[start]

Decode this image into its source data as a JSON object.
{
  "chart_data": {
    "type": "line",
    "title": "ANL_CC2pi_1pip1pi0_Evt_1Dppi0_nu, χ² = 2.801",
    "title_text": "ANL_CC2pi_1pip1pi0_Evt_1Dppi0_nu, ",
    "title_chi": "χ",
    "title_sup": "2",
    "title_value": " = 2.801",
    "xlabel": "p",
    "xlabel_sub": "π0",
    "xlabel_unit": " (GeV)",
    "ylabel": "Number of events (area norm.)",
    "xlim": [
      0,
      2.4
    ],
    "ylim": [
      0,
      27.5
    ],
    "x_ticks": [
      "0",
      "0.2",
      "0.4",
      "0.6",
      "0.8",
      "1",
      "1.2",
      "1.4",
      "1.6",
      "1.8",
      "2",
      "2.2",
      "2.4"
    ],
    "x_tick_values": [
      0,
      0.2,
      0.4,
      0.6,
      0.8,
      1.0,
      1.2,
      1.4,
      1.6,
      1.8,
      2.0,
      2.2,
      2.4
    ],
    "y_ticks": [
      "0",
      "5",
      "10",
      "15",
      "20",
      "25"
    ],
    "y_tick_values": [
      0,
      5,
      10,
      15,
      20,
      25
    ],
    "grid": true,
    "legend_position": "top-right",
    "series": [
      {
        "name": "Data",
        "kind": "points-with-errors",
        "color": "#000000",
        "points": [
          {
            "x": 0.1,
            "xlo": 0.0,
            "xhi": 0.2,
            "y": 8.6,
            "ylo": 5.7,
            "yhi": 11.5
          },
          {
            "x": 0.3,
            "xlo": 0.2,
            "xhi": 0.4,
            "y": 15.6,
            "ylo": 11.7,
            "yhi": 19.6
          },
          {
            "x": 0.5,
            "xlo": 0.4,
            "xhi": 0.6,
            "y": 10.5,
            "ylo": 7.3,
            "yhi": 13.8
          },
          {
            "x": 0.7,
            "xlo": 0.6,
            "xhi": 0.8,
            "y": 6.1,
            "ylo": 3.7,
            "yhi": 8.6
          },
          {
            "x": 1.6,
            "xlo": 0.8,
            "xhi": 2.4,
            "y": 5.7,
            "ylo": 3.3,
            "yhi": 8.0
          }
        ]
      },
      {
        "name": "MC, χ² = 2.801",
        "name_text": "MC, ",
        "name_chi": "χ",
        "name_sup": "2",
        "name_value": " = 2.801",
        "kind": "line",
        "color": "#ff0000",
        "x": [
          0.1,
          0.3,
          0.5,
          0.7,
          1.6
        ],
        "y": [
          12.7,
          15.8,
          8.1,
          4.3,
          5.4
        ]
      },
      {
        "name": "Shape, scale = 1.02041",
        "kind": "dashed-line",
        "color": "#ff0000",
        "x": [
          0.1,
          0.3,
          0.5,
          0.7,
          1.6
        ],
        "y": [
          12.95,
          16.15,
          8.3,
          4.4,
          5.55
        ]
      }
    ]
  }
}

[end]

OBJECTIVE
Quote every entry exactly.

REPLY
Decode this image into its source data as a JSON object.
{
  "chart_data": {
    "type": "line",
    "title": "ANL_CC2pi_1pip1pi0_Evt_1Dppi0_nu, χ² = 2.801",
    "title_text": "ANL_CC2pi_1pip1pi0_Evt_1Dppi0_nu, ",
    "title_chi": "χ",
    "title_sup": "2",
    "title_value": " = 2.801",
    "xlabel": "p",
    "xlabel_sub": "π0",
    "xlabel_unit": " (GeV)",
    "ylabel": "Number of events (area norm.)",
    "xlim": [
      0,
      2.4
    ],
    "ylim": [
      0,
      27.5
    ],
    "x_ticks": [
      "0",
      "0.2",
      "0.4",
      "0.6",
      "0.8",
      "1",
      "1.2",
      "1.4",
      "1.6",
      "1.8",
      "2",
      "2.2",
      "2.4"
    ],
    "x_tick_values": [
      0,
      0.2,
      0.4,
      0.6,
      0.8,
      1.0,
      1.2,
      1.4,
      1.6,
      1.8,
      2.0,
      2.2,
      2.4
    ],
    "y_ticks": [
      "0",
      "5",
      "10",
      "15",
      "20",
      "25"
    ],
    "y_tick_values": [
      0,
      5,
      10,
      15,
      20,
      25
    ],
    "grid": true,
    "legend_position": "top-right",
    "series": [
      {
        "name": "Data",
        "kind": "points-with-errors",
        "color": "#000000",
        "points": [
          {
            "x": 0.1,
            "xlo": 0.0,
            "xhi": 0.2,
            "y": 8.6,
            "ylo": 5.7,
            "yhi": 11.5
          },
          {
            "x": 0.3,
            "xlo": 0.2,
            "xhi": 0.4,
            "y": 15.6,
            "ylo": 11.7,
            "yhi": 19.6
          },
          {
            "x": 0.5,
            "xlo": 0.4,
            "xhi": 0.6,
            "y": 10.5,
            "ylo": 7.3,
            "yhi": 13.8
          },
          {
            "x": 0.7,
            "xlo": 0.6,
            "xhi": 0.8,
            "y": 6.1,
            "ylo": 3.7,
            "yhi": 8.6
          },
          {
            "x": 1.6,
            "xlo": 0.8,
            "xhi": 2.4,
            "y": 5.7,
            "ylo": 3.3,
            "yhi": 8.0
          }
        ]
      },
      {
        "name": "MC, χ² = 2.801",
        "name_text": "MC, ",
        "name_chi": "χ",
        "name_sup": "2",
        "name_value": " = 2.801",
        "kind": "line",
        "color": "#ff0000",
        "x": [
          0.1,
          0.3,
          0.5,
          0.7,
          1.6
        ],
        "y": [
          12.7,
          15.8,
          8.1,
          4.3,
          5.4
        ]
      },
      {
        "name": "Shape, scale = 1.02041",
        "kind": "dashed-line",
        "color": "#ff0000",
        "x": [
          0.1,
          0.3,
          0.5,
          0.7,
          1.6
        ],
        "y": [
          12.95,
          16.15,
          8.3,
          4.4,
          5.55
        ]
      }
    ]
  }
}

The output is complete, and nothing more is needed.